> PROBLEM
Report only the number of lines holding "ancestor".

>> Start MATERIAL PROVIDED

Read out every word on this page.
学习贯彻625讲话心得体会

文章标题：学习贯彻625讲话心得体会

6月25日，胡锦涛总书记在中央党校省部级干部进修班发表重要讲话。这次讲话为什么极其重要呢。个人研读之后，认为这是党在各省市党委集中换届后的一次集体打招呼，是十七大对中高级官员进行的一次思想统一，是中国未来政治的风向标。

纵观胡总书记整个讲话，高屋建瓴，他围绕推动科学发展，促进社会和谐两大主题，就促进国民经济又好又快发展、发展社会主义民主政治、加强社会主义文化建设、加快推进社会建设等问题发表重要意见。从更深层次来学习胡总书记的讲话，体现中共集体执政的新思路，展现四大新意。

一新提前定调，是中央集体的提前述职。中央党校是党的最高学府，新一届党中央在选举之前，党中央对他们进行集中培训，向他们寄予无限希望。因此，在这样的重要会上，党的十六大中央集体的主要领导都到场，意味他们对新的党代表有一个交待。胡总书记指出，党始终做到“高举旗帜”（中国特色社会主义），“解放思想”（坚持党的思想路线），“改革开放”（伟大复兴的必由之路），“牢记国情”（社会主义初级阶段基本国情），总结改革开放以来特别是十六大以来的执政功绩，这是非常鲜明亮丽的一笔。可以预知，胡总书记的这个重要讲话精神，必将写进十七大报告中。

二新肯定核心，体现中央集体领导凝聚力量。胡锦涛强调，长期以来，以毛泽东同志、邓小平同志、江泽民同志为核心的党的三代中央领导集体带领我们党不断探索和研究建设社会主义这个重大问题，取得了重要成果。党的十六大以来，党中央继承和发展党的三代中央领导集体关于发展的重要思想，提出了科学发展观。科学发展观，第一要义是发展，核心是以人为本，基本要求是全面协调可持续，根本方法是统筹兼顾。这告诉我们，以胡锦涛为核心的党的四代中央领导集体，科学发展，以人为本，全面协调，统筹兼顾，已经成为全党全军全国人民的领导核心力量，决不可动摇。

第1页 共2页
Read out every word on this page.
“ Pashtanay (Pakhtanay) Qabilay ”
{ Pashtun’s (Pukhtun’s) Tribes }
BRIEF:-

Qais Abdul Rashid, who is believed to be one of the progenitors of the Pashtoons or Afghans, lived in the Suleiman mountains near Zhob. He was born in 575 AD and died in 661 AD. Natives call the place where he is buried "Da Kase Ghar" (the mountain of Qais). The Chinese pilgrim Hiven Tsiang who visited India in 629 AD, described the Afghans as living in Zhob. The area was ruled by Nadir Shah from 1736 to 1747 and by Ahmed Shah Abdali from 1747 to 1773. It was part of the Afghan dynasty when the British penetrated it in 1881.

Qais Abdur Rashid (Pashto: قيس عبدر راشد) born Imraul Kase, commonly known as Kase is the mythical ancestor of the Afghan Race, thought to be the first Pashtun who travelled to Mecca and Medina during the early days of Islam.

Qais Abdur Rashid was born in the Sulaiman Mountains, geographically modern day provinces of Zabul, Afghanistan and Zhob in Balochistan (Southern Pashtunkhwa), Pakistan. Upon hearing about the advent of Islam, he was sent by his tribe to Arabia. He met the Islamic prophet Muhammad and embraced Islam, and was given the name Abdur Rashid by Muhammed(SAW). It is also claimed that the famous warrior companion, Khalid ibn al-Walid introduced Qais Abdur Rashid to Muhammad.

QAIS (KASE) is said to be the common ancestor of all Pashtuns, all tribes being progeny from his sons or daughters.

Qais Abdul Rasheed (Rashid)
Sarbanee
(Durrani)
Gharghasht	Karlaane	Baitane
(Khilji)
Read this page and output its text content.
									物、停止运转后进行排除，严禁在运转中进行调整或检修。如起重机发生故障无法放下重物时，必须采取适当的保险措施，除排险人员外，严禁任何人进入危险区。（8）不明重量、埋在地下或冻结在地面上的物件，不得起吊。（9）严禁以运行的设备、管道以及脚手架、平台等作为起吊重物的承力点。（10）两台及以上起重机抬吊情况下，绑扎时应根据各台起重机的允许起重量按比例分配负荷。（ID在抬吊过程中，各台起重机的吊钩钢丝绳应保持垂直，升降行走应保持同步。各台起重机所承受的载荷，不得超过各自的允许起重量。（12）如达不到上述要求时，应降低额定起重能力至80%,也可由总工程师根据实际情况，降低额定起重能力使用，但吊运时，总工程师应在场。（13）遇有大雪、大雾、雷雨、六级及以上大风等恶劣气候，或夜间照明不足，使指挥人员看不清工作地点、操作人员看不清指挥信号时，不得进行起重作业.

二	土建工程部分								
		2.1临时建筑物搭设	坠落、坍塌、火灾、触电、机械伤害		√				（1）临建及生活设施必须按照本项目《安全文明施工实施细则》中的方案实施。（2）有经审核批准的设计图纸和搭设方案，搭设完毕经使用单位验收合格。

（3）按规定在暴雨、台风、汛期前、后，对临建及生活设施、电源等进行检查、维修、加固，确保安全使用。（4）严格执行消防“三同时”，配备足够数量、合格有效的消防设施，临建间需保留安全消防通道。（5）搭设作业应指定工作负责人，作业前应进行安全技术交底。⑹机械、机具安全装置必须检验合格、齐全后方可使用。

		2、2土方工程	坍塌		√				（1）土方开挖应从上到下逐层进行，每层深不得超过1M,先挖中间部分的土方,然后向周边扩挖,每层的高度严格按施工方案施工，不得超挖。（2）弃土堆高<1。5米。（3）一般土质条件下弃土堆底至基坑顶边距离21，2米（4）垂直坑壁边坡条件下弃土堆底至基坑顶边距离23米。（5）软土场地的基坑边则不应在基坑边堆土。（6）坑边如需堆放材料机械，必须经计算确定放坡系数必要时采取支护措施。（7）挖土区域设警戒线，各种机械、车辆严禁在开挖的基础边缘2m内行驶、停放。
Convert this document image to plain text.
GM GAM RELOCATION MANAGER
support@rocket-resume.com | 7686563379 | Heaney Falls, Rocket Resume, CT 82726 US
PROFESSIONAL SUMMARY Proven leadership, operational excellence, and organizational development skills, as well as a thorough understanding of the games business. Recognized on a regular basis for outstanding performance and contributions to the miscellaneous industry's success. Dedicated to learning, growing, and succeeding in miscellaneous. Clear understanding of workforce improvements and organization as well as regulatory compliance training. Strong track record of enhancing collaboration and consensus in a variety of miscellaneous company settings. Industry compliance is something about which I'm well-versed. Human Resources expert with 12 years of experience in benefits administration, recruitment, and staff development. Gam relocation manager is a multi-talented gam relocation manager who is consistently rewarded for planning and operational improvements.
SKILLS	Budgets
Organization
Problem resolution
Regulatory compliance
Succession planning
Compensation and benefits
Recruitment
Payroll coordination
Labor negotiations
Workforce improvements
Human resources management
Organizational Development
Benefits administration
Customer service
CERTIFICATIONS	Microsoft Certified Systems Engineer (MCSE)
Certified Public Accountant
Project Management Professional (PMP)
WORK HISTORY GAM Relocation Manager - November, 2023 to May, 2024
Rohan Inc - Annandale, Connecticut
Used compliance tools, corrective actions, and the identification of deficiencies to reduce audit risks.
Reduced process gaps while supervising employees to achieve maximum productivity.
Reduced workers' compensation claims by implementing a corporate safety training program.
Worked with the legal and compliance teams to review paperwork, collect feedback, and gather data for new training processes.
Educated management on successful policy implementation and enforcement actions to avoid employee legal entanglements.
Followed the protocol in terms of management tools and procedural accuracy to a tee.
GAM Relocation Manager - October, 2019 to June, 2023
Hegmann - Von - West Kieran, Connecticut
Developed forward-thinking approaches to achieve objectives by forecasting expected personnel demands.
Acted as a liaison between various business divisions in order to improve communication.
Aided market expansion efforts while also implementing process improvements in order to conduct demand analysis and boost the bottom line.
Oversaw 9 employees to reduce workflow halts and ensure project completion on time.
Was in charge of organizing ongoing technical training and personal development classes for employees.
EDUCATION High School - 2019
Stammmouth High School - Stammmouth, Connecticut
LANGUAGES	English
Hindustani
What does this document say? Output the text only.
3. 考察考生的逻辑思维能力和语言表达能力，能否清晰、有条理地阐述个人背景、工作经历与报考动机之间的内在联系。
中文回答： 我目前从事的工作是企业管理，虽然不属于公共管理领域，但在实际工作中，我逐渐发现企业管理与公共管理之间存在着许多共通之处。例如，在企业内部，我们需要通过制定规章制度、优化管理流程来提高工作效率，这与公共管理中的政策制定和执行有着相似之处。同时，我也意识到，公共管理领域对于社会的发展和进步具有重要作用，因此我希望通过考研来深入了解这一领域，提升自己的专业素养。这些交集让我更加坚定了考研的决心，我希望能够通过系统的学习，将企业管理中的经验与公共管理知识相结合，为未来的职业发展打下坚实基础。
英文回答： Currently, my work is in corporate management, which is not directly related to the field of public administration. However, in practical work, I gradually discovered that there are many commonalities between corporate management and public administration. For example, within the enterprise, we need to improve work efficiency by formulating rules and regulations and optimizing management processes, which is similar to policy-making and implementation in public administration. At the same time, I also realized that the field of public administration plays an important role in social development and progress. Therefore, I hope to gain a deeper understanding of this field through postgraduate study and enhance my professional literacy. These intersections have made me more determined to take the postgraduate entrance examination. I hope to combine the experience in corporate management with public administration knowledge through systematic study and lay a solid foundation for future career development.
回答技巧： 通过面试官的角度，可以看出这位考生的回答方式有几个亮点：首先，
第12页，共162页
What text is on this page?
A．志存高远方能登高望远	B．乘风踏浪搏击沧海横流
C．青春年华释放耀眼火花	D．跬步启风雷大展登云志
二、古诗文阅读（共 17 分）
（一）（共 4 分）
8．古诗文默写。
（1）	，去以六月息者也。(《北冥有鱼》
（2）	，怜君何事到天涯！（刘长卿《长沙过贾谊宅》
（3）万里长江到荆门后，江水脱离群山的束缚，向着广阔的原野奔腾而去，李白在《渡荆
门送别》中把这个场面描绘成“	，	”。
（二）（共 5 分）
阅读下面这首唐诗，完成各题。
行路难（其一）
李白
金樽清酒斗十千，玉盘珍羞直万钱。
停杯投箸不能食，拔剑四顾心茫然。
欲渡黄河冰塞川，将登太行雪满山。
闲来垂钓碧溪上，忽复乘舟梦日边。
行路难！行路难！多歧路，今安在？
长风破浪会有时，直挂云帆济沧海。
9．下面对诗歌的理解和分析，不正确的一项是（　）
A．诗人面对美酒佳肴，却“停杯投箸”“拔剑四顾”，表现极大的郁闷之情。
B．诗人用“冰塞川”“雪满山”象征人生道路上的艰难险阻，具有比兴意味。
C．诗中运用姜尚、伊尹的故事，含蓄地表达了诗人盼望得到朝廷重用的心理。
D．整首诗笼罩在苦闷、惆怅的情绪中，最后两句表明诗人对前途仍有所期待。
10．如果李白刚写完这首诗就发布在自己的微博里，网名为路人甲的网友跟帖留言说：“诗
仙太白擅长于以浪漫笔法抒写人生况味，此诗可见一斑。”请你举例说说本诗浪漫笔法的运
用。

>> End MATERIAL PROVIDED

> FINAL RESULT
2